▶ [Task instructions] Take every line from the listing below that contains "text".

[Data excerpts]
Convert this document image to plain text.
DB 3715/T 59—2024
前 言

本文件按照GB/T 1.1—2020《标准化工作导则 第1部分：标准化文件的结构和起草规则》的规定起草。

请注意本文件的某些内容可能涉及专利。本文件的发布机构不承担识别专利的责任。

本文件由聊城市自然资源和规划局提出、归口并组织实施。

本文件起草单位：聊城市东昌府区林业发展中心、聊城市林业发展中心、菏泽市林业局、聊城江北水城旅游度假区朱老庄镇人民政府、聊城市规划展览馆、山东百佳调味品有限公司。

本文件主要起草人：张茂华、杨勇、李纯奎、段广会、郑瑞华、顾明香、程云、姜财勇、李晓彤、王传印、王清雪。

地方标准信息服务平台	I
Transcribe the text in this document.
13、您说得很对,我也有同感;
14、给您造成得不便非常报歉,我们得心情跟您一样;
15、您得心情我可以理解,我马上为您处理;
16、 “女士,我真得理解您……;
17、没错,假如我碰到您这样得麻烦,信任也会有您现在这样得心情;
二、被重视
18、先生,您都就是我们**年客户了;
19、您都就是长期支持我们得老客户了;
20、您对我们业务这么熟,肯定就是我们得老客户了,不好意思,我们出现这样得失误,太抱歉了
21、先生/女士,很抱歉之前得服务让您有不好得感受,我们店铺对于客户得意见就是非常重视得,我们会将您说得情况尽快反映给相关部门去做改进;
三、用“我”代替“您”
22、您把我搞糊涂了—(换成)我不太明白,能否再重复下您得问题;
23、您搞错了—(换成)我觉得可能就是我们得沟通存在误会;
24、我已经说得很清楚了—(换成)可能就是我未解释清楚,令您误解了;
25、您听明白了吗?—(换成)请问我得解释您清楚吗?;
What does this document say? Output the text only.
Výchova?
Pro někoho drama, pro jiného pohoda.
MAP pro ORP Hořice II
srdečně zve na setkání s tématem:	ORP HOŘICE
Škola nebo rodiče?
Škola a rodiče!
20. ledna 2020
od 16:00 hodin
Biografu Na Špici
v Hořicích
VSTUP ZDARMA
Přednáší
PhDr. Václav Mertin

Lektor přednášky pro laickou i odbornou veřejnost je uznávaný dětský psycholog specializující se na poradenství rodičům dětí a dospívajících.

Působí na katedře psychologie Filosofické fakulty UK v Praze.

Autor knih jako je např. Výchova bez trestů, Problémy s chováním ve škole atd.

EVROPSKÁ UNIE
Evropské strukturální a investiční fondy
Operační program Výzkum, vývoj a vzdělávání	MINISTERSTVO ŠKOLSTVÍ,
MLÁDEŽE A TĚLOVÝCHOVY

▶ [Correct result]
Convert this document image to plain text.
Transcribe the text in this document.
What does this document say? Output the text only.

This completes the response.